(Your goal)
Your task is to repeat the lines below exactly, excluding any pictures they contain.

(Record list)

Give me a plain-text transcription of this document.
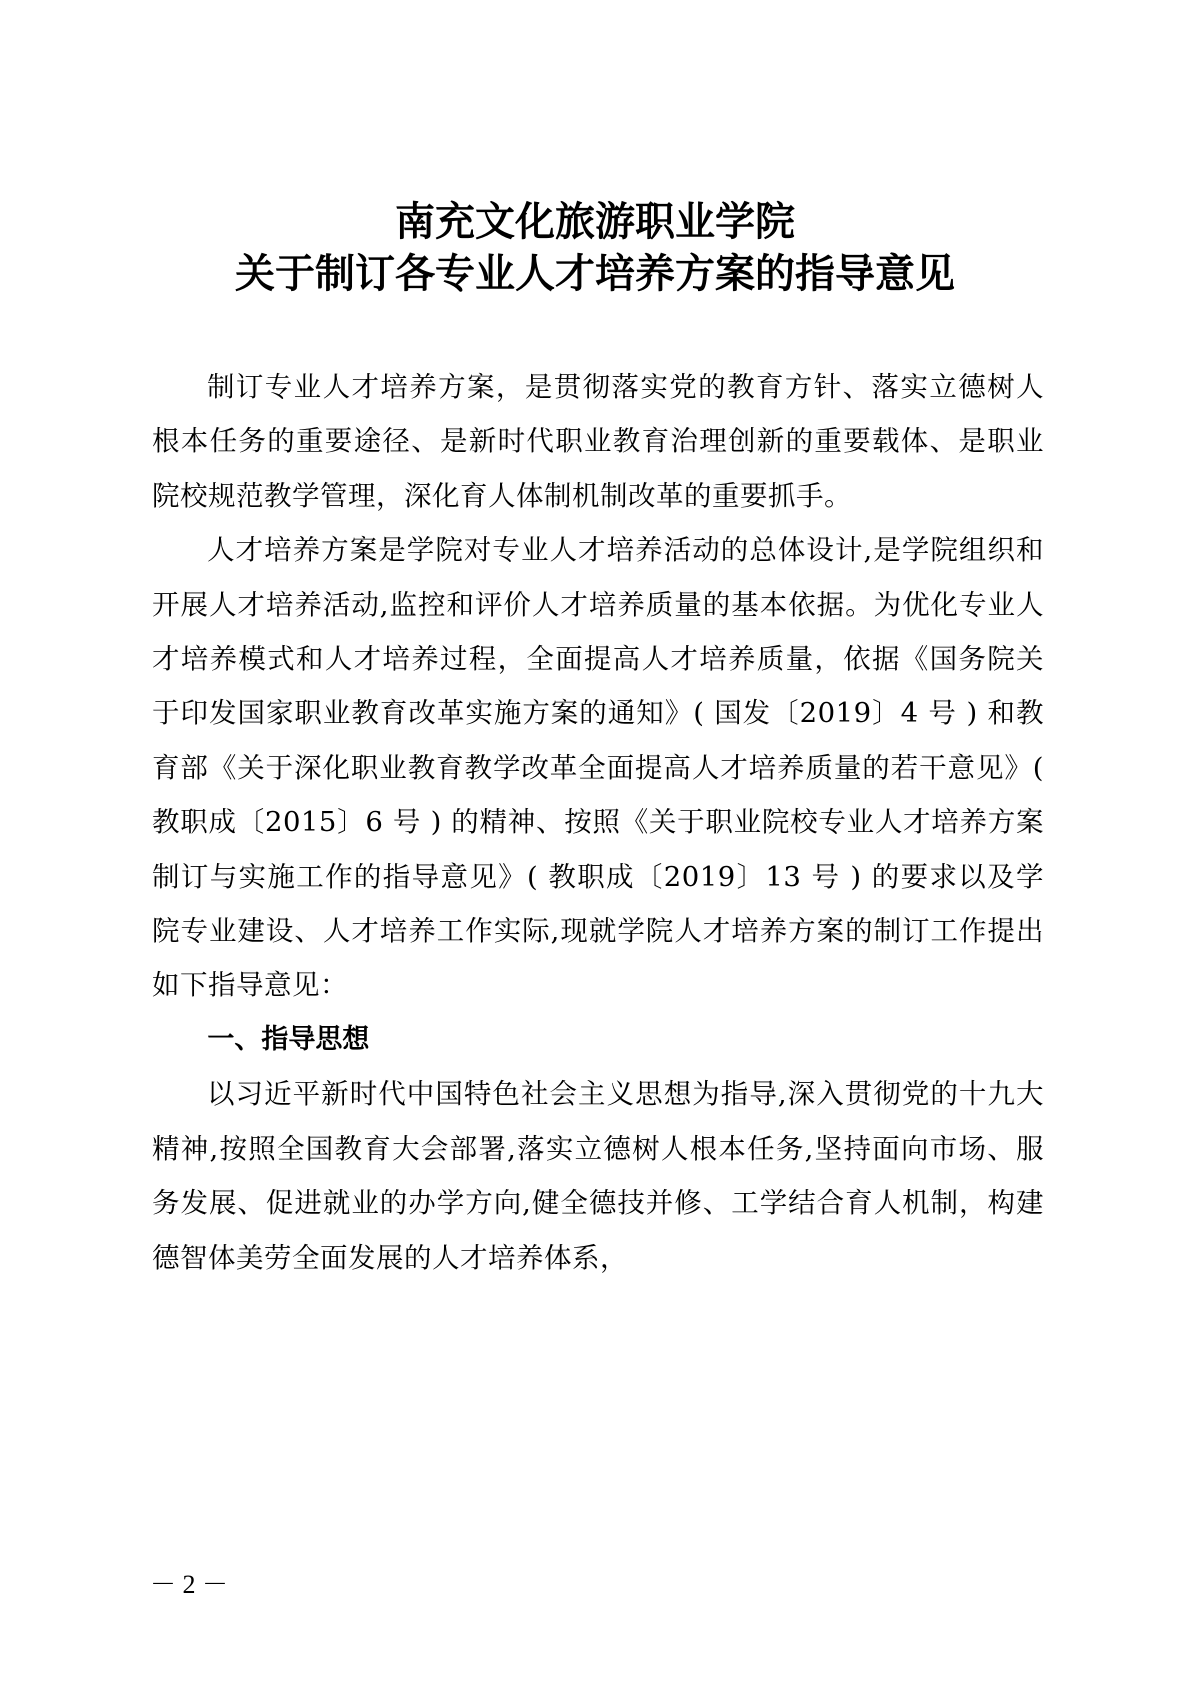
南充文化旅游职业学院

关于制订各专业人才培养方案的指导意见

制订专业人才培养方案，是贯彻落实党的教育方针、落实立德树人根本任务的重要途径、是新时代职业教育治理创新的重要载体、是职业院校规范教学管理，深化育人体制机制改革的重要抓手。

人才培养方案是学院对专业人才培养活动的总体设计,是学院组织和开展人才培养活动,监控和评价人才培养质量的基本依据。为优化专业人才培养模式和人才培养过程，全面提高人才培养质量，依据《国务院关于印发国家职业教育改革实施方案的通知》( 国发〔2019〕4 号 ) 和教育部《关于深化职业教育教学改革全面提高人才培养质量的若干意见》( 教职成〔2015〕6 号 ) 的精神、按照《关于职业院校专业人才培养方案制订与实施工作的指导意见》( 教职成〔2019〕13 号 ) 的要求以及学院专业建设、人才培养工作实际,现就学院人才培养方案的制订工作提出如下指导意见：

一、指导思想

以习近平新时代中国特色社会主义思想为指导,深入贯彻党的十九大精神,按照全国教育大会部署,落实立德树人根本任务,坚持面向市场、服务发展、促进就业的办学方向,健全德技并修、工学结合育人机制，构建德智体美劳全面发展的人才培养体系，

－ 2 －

(Correct answer)
Give me a plain-text transcription of this document.
南充文化旅游职业学院

关于制订各专业人才培养方案的指导意见

制订专业人才培养方案，是贯彻落实党的教育方针、落实立德树人根本任务的重要途径、是新时代职业教育治理创新的重要载体、是职业院校规范教学管理，深化育人体制机制改革的重要抓手。

人才培养方案是学院对专业人才培养活动的总体设计,是学院组织和开展人才培养活动,监控和评价人才培养质量的基本依据。为优化专业人才培养模式和人才培养过程，全面提高人才培养质量，依据《国务院关于印发国家职业教育改革实施方案的通知》( 国发〔2019〕4 号 ) 和教育部《关于深化职业教育教学改革全面提高人才培养质量的若干意见》( 教职成〔2015〕6 号 ) 的精神、按照《关于职业院校专业人才培养方案制订与实施工作的指导意见》( 教职成〔2019〕13 号 ) 的要求以及学院专业建设、人才培养工作实际,现就学院人才培养方案的制订工作提出如下指导意见：

一、指导思想

以习近平新时代中国特色社会主义思想为指导,深入贯彻党的十九大精神,按照全国教育大会部署,落实立德树人根本任务,坚持面向市场、服务发展、促进就业的办学方向,健全德技并修、工学结合育人机制，构建德智体美劳全面发展的人才培养体系，

－ 2 －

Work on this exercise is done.